── Extracted entries
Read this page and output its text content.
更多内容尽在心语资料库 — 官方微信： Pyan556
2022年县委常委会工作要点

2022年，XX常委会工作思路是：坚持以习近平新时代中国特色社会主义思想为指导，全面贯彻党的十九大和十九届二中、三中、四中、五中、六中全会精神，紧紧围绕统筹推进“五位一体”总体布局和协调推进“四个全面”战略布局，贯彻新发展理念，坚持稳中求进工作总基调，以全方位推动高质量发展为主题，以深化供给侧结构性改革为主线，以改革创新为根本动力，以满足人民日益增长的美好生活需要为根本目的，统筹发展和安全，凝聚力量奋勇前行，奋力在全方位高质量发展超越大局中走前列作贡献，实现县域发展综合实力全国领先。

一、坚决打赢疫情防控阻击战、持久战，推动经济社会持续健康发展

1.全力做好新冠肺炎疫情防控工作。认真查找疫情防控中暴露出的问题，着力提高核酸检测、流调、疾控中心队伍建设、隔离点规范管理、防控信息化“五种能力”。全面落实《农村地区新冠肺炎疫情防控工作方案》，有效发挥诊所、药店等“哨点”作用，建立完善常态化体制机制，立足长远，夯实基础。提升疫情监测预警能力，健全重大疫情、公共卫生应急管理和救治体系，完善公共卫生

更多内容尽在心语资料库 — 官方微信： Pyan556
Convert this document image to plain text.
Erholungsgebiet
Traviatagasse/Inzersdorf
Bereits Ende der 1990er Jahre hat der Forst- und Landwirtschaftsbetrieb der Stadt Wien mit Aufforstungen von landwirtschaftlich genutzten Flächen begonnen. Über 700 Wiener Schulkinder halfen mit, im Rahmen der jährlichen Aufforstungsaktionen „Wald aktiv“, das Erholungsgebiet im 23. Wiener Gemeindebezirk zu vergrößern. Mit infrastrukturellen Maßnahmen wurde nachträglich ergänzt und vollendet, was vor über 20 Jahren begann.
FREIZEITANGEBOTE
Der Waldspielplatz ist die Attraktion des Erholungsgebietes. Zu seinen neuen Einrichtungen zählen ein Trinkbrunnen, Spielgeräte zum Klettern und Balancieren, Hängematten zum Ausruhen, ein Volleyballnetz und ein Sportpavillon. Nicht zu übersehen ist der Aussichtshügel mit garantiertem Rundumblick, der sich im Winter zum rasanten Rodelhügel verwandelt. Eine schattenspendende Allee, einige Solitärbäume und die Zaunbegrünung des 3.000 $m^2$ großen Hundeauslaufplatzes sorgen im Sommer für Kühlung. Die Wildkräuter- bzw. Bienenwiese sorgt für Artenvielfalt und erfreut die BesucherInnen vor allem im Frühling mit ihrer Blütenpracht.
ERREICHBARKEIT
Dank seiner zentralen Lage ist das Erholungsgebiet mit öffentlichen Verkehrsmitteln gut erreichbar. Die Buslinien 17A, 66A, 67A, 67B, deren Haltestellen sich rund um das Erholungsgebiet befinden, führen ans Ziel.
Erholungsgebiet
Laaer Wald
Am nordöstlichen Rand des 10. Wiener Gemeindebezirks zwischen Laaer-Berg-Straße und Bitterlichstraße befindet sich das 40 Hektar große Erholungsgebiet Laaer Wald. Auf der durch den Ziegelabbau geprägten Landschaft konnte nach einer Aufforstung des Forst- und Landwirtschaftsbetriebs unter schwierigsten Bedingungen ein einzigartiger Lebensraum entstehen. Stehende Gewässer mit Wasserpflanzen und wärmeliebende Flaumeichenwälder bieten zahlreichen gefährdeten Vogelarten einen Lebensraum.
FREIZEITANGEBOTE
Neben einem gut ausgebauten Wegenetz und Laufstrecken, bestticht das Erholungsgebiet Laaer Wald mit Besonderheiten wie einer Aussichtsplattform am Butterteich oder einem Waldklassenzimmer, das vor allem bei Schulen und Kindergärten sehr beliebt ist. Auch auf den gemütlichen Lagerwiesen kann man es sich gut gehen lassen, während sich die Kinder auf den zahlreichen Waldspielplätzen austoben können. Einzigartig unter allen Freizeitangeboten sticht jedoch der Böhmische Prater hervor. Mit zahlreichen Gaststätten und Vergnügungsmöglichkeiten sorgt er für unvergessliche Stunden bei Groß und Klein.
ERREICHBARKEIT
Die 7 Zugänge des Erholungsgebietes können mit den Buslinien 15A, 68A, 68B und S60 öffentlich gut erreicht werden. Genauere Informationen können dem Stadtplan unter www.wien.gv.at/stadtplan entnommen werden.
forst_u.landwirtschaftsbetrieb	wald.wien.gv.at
────
## Exercise
Restate the listing above word for word.

## Answer to the problem
Read this page and output its text content.
更多内容尽在心语资料库 — 官方微信： Pyan556
2022年县委常委会工作要点

2022年，XX常委会工作思路是：坚持以习近平新时代中国特色社会主义思想为指导，全面贯彻党的十九大和十九届二中、三中、四中、五中、六中全会精神，紧紧围绕统筹推进“五位一体”总体布局和协调推进“四个全面”战略布局，贯彻新发展理念，坚持稳中求进工作总基调，以全方位推动高质量发展为主题，以深化供给侧结构性改革为主线，以改革创新为根本动力，以满足人民日益增长的美好生活需要为根本目的，统筹发展和安全，凝聚力量奋勇前行，奋力在全方位高质量发展超越大局中走前列作贡献，实现县域发展综合实力全国领先。

一、坚决打赢疫情防控阻击战、持久战，推动经济社会持续健康发展

1.全力做好新冠肺炎疫情防控工作。认真查找疫情防控中暴露出的问题，着力提高核酸检测、流调、疾控中心队伍建设、隔离点规范管理、防控信息化“五种能力”。全面落实《农村地区新冠肺炎疫情防控工作方案》，有效发挥诊所、药店等“哨点”作用，建立完善常态化体制机制，立足长远，夯实基础。提升疫情监测预警能力，健全重大疫情、公共卫生应急管理和救治体系，完善公共卫生

更多内容尽在心语资料库 — 官方微信： Pyan556
Convert this document image to plain text.
Erholungsgebiet
Traviatagasse/Inzersdorf
Bereits Ende der 1990er Jahre hat der Forst- und Landwirtschaftsbetrieb der Stadt Wien mit Aufforstungen von landwirtschaftlich genutzten Flächen begonnen. Über 700 Wiener Schulkinder halfen mit, im Rahmen der jährlichen Aufforstungsaktionen „Wald aktiv“, das Erholungsgebiet im 23. Wiener Gemeindebezirk zu vergrößern. Mit infrastrukturellen Maßnahmen wurde nachträglich ergänzt und vollendet, was vor über 20 Jahren begann.
FREIZEITANGEBOTE
Der Waldspielplatz ist die Attraktion des Erholungsgebietes. Zu seinen neuen Einrichtungen zählen ein Trinkbrunnen, Spielgeräte zum Klettern und Balancieren, Hängematten zum Ausruhen, ein Volleyballnetz und ein Sportpavillon. Nicht zu übersehen ist der Aussichtshügel mit garantiertem Rundumblick, der sich im Winter zum rasanten Rodelhügel verwandelt. Eine schattenspendende Allee, einige Solitärbäume und die Zaunbegrünung des 3.000 $m^2$ großen Hundeauslaufplatzes sorgen im Sommer für Kühlung. Die Wildkräuter- bzw. Bienenwiese sorgt für Artenvielfalt und erfreut die BesucherInnen vor allem im Frühling mit ihrer Blütenpracht.
ERREICHBARKEIT
Dank seiner zentralen Lage ist das Erholungsgebiet mit öffentlichen Verkehrsmitteln gut erreichbar. Die Buslinien 17A, 66A, 67A, 67B, deren Haltestellen sich rund um das Erholungsgebiet befinden, führen ans Ziel.
Erholungsgebiet
Laaer Wald
Am nordöstlichen Rand des 10. Wiener Gemeindebezirks zwischen Laaer-Berg-Straße und Bitterlichstraße befindet sich das 40 Hektar große Erholungsgebiet Laaer Wald. Auf der durch den Ziegelabbau geprägten Landschaft konnte nach einer Aufforstung des Forst- und Landwirtschaftsbetriebs unter schwierigsten Bedingungen ein einzigartiger Lebensraum entstehen. Stehende Gewässer mit Wasserpflanzen und wärmeliebende Flaumeichenwälder bieten zahlreichen gefährdeten Vogelarten einen Lebensraum.
FREIZEITANGEBOTE
Neben einem gut ausgebauten Wegenetz und Laufstrecken, bestticht das Erholungsgebiet Laaer Wald mit Besonderheiten wie einer Aussichtsplattform am Butterteich oder einem Waldklassenzimmer, das vor allem bei Schulen und Kindergärten sehr beliebt ist. Auch auf den gemütlichen Lagerwiesen kann man es sich gut gehen lassen, während sich die Kinder auf den zahlreichen Waldspielplätzen austoben können. Einzigartig unter allen Freizeitangeboten sticht jedoch der Böhmische Prater hervor. Mit zahlreichen Gaststätten und Vergnügungsmöglichkeiten sorgt er für unvergessliche Stunden bei Groß und Klein.
ERREICHBARKEIT
Die 7 Zugänge des Erholungsgebietes können mit den Buslinien 15A, 68A, 68B und S60 öffentlich gut erreicht werden. Genauere Informationen können dem Stadtplan unter www.wien.gv.at/stadtplan entnommen werden.
forst_u.landwirtschaftsbetrieb	wald.wien.gv.at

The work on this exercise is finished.